Listed entries:
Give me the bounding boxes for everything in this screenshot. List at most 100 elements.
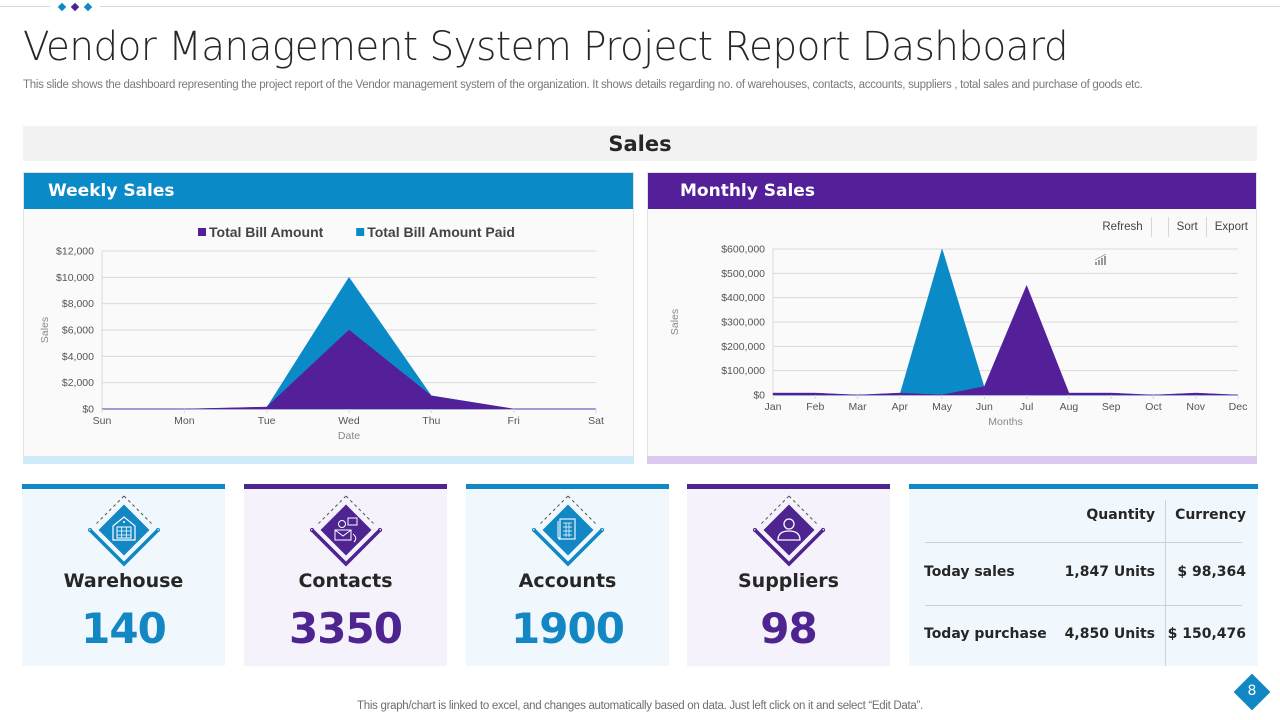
page-number-badge: 8 xyxy=(1233,673,1271,711)
kpi-label: Accounts xyxy=(518,570,617,592)
legend-label: Total Bill Amount xyxy=(209,224,324,240)
x-tick-label: Jul xyxy=(1020,401,1033,413)
footnote: This graph/chart is linked to excel, and… xyxy=(357,700,923,712)
y-tick-label: $0 xyxy=(82,404,94,416)
x-tick-label: Mon xyxy=(174,415,195,427)
row-divider xyxy=(925,605,1242,606)
x-axis-title: Date xyxy=(338,430,360,442)
area-total-bill-amount xyxy=(102,329,596,410)
area-total-bill-amount xyxy=(772,284,1239,396)
refresh-button[interactable]: Refresh xyxy=(1094,217,1152,237)
x-tick-label: Wed xyxy=(338,415,360,427)
panel-footer-bar xyxy=(647,456,1257,464)
weekly-sales-panel: Weekly Sales $0 $2,000 $4,000 $6,000 $8,000 $… xyxy=(23,172,634,464)
kpi-accent-bar xyxy=(466,484,669,489)
today-sales-currency: $ 98,364 xyxy=(1177,564,1246,580)
y-tick-label: $8,000 xyxy=(62,298,94,310)
x-tick-label: May xyxy=(932,401,953,413)
weekly-sales-chart[interactable]: $0 $2,000 $4,000 $6,000 $8,000 $10,000 $12,000… xyxy=(24,209,635,457)
kpi-card-accounts: Accounts 1900 xyxy=(466,484,669,666)
sort-button[interactable]: Sort xyxy=(1169,217,1207,237)
contacts-icon xyxy=(308,494,384,570)
kpi-card-suppliers: Suppliers 98 xyxy=(687,484,890,666)
x-tick-label: Jun xyxy=(976,401,993,413)
x-tick-label: Feb xyxy=(806,401,824,413)
page-number: 8 xyxy=(1247,683,1257,699)
y-tick-label: $0 xyxy=(753,390,765,402)
section-title-sales: Sales xyxy=(23,126,1257,161)
y-tick-label: $200,000 xyxy=(721,341,765,353)
column-header-quantity: Quantity xyxy=(1086,507,1155,523)
chart-type-button[interactable] xyxy=(1095,217,1169,265)
y-axis-title: Sales xyxy=(39,317,51,343)
suppliers-icon xyxy=(751,494,827,570)
y-tick-label: $400,000 xyxy=(721,292,765,304)
x-tick-label: Sat xyxy=(588,415,604,427)
x-tick-label: Apr xyxy=(892,401,909,413)
legend-swatch xyxy=(198,228,206,236)
row-label-today-purchase: Today purchase xyxy=(924,626,1047,642)
row-label-today-sales: Today sales xyxy=(924,564,1015,580)
column-divider xyxy=(1165,500,1166,666)
kpi-value: 98 xyxy=(760,604,817,653)
warehouse-icon xyxy=(86,494,162,570)
x-tick-label: Thu xyxy=(422,415,440,427)
column-header-currency: Currency xyxy=(1175,507,1246,523)
kpi-label: Contacts xyxy=(298,570,393,592)
monthly-sales-chart[interactable]: $0 $100,000 $200,000 $300,000 $400,000 $500,0… xyxy=(648,209,1258,457)
export-button[interactable]: Export xyxy=(1214,221,1248,233)
bar-chart-icon xyxy=(1095,253,1107,265)
y-tick-label: $500,000 xyxy=(721,268,765,280)
legend-swatch xyxy=(356,228,365,236)
y-axis-title: Sales xyxy=(669,309,681,335)
kpi-accent-bar xyxy=(687,484,890,489)
y-tick-label: $100,000 xyxy=(721,365,765,377)
kpi-value: 3350 xyxy=(289,604,403,653)
table-accent-bar xyxy=(909,484,1258,489)
x-axis-title: Months xyxy=(988,416,1022,428)
today-purchase-quantity: 4,850 Units xyxy=(1064,626,1155,642)
y-tick-label: $300,000 xyxy=(721,317,765,329)
chart-toolbar: Refresh Sort Export xyxy=(1094,217,1250,265)
kpi-accent-bar xyxy=(244,484,447,489)
today-sales-quantity: 1,847 Units xyxy=(1064,564,1155,580)
monthly-sales-title: Monthly Sales xyxy=(648,173,1256,209)
y-tick-label: $2,000 xyxy=(62,377,94,389)
decor-dot-icon xyxy=(57,2,67,12)
x-tick-label: Dec xyxy=(1229,401,1248,413)
x-tick-label: Sun xyxy=(93,415,112,427)
x-tick-label: Fri xyxy=(508,415,520,427)
kpi-label: Warehouse xyxy=(63,570,184,592)
kpi-value: 1900 xyxy=(511,604,625,653)
kpi-value: 140 xyxy=(81,604,167,653)
kpi-label: Suppliers xyxy=(737,570,839,592)
page-title: Vendor Management System Project Report … xyxy=(23,24,1069,70)
today-purchase-currency: $ 150,476 xyxy=(1167,626,1246,642)
decor-dot-icon xyxy=(83,2,93,12)
x-tick-label: Sep xyxy=(1102,401,1121,413)
y-tick-label: $600,000 xyxy=(721,244,765,256)
decor-dot-icon xyxy=(70,2,80,12)
page-subtitle: This slide shows the dashboard represent… xyxy=(23,79,1143,91)
y-tick-label: $12,000 xyxy=(56,246,94,258)
sales-summary-table: Quantity Currency Today sales 1,847 Unit… xyxy=(909,484,1258,666)
y-tick-label: $6,000 xyxy=(62,325,94,337)
x-tick-label: Nov xyxy=(1186,401,1205,413)
kpi-card-contacts: Contacts 3350 xyxy=(244,484,447,666)
legend-label: Total Bill Amount Paid xyxy=(367,224,515,240)
top-rule xyxy=(0,6,1280,7)
panel-footer-bar xyxy=(23,456,634,464)
kpi-accent-bar xyxy=(22,484,225,489)
y-tick-label: $4,000 xyxy=(62,351,94,363)
row-divider xyxy=(925,542,1242,543)
x-tick-label: Tue xyxy=(258,415,276,427)
monthly-sales-panel: Monthly Sales $0 $100,000 $200,000 $300,000… xyxy=(647,172,1257,464)
decor-dots xyxy=(50,1,100,13)
weekly-sales-title: Weekly Sales xyxy=(24,173,633,209)
accounts-icon xyxy=(530,494,606,570)
x-tick-label: Aug xyxy=(1060,401,1079,413)
kpi-card-warehouse: Warehouse 140 xyxy=(22,484,225,666)
y-tick-label: $10,000 xyxy=(56,272,94,284)
chart-legend: Total Bill Amount Total Bill Amount Paid xyxy=(198,224,515,240)
x-tick-label: Jan xyxy=(765,401,782,413)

Exercise instructions: Rewrite all of the rows above with "Date" changed to "Day" and every other line kept the same. Omit the pictures from your answer.

Full answer:
Give me the bounding boxes for everything in this screenshot. List at most 100 elements.
page-number-badge: 8 xyxy=(1233,673,1271,711)
kpi-label: Accounts xyxy=(518,570,617,592)
legend-label: Total Bill Amount xyxy=(209,224,324,240)
x-tick-label: Jul xyxy=(1020,401,1033,413)
footnote: This graph/chart is linked to excel, and… xyxy=(357,700,923,712)
y-tick-label: $0 xyxy=(82,404,94,416)
x-tick-label: Mon xyxy=(174,415,195,427)
row-divider xyxy=(925,605,1242,606)
x-axis-title: Day xyxy=(338,430,360,442)
area-total-bill-amount xyxy=(102,329,596,410)
area-total-bill-amount xyxy=(772,284,1239,396)
refresh-button[interactable]: Refresh xyxy=(1094,217,1152,237)
x-tick-label: Wed xyxy=(338,415,360,427)
panel-footer-bar xyxy=(647,456,1257,464)
weekly-sales-panel: Weekly Sales $0 $2,000 $4,000 $6,000 $8,000 $… xyxy=(23,172,634,464)
kpi-accent-bar xyxy=(466,484,669,489)
today-sales-currency: $ 98,364 xyxy=(1177,564,1246,580)
y-tick-label: $8,000 xyxy=(62,298,94,310)
x-tick-label: May xyxy=(932,401,953,413)
weekly-sales-chart[interactable]: $0 $2,000 $4,000 $6,000 $8,000 $10,000 $12,000… xyxy=(24,209,635,457)
kpi-card-accounts: Accounts 1900 xyxy=(466,484,669,666)
sort-button[interactable]: Sort xyxy=(1169,217,1207,237)
contacts-icon xyxy=(308,494,384,570)
kpi-card-suppliers: Suppliers 98 xyxy=(687,484,890,666)
x-tick-label: Jun xyxy=(976,401,993,413)
x-tick-label: Feb xyxy=(806,401,824,413)
page-number: 8 xyxy=(1247,683,1257,699)
y-tick-label: $0 xyxy=(753,390,765,402)
section-title-sales: Sales xyxy=(23,126,1257,161)
y-tick-label: $200,000 xyxy=(721,341,765,353)
column-header-quantity: Quantity xyxy=(1086,507,1155,523)
chart-type-button[interactable] xyxy=(1095,217,1169,265)
y-axis-title: Sales xyxy=(39,317,51,343)
suppliers-icon xyxy=(751,494,827,570)
y-tick-label: $400,000 xyxy=(721,292,765,304)
x-tick-label: Sat xyxy=(588,415,604,427)
x-tick-label: Apr xyxy=(892,401,909,413)
legend-swatch xyxy=(198,228,206,236)
row-label-today-purchase: Today purchase xyxy=(924,626,1047,642)
row-label-today-sales: Today sales xyxy=(924,564,1015,580)
column-divider xyxy=(1165,500,1166,666)
kpi-value: 98 xyxy=(760,604,817,653)
warehouse-icon xyxy=(86,494,162,570)
x-tick-label: Thu xyxy=(422,415,440,427)
column-header-currency: Currency xyxy=(1175,507,1246,523)
kpi-label: Contacts xyxy=(298,570,393,592)
monthly-sales-chart[interactable]: $0 $100,000 $200,000 $300,000 $400,000 $500,0… xyxy=(648,209,1258,457)
export-button[interactable]: Export xyxy=(1214,221,1248,233)
bar-chart-icon xyxy=(1095,253,1107,265)
y-tick-label: $500,000 xyxy=(721,268,765,280)
legend-swatch xyxy=(356,228,365,236)
y-axis-title: Sales xyxy=(669,309,681,335)
kpi-accent-bar xyxy=(687,484,890,489)
y-tick-label: $100,000 xyxy=(721,365,765,377)
kpi-value: 3350 xyxy=(289,604,403,653)
table-accent-bar xyxy=(909,484,1258,489)
x-axis-title: Months xyxy=(988,416,1022,428)
today-purchase-quantity: 4,850 Units xyxy=(1064,626,1155,642)
y-tick-label: $300,000 xyxy=(721,317,765,329)
chart-toolbar: Refresh Sort Export xyxy=(1094,217,1250,265)
kpi-accent-bar xyxy=(244,484,447,489)
today-sales-quantity: 1,847 Units xyxy=(1064,564,1155,580)
monthly-sales-title: Monthly Sales xyxy=(648,173,1256,209)
y-tick-label: $2,000 xyxy=(62,377,94,389)
decor-dot-icon xyxy=(57,2,67,12)
x-tick-label: Dec xyxy=(1229,401,1248,413)
x-tick-label: Sun xyxy=(93,415,112,427)
x-tick-label: Fri xyxy=(508,415,520,427)
kpi-label: Warehouse xyxy=(63,570,184,592)
kpi-value: 1900 xyxy=(511,604,625,653)
kpi-value: 140 xyxy=(81,604,167,653)
kpi-label: Suppliers xyxy=(737,570,839,592)
page-title: Vendor Management System Project Report … xyxy=(23,24,1069,70)
today-purchase-currency: $ 150,476 xyxy=(1167,626,1246,642)
decor-dot-icon xyxy=(83,2,93,12)
x-tick-label: Sep xyxy=(1102,401,1121,413)
y-tick-label: $600,000 xyxy=(721,244,765,256)
decor-dot-icon xyxy=(70,2,80,12)
page-subtitle: This slide shows the dashboard represent… xyxy=(23,79,1143,91)
y-tick-label: $12,000 xyxy=(56,246,94,258)
sales-summary-table: Quantity Currency Today sales 1,847 Unit… xyxy=(909,484,1258,666)
y-tick-label: $6,000 xyxy=(62,325,94,337)
x-tick-label: Nov xyxy=(1186,401,1205,413)
kpi-card-contacts: Contacts 3350 xyxy=(244,484,447,666)
legend-label: Total Bill Amount Paid xyxy=(367,224,515,240)
top-rule xyxy=(0,6,1280,7)
panel-footer-bar xyxy=(23,456,634,464)
kpi-accent-bar xyxy=(22,484,225,489)
y-tick-label: $4,000 xyxy=(62,351,94,363)
row-divider xyxy=(925,542,1242,543)
x-tick-label: Tue xyxy=(258,415,276,427)
monthly-sales-panel: Monthly Sales $0 $100,000 $200,000 $300,000… xyxy=(647,172,1257,464)
decor-dots xyxy=(50,1,100,13)
weekly-sales-title: Weekly Sales xyxy=(24,173,633,209)
accounts-icon xyxy=(530,494,606,570)
x-tick-label: Aug xyxy=(1060,401,1079,413)
kpi-card-warehouse: Warehouse 140 xyxy=(22,484,225,666)
y-tick-label: $10,000 xyxy=(56,272,94,284)
chart-legend: Total Bill Amount Total Bill Amount Paid xyxy=(198,224,515,240)
x-tick-label: Jan xyxy=(765,401,782,413)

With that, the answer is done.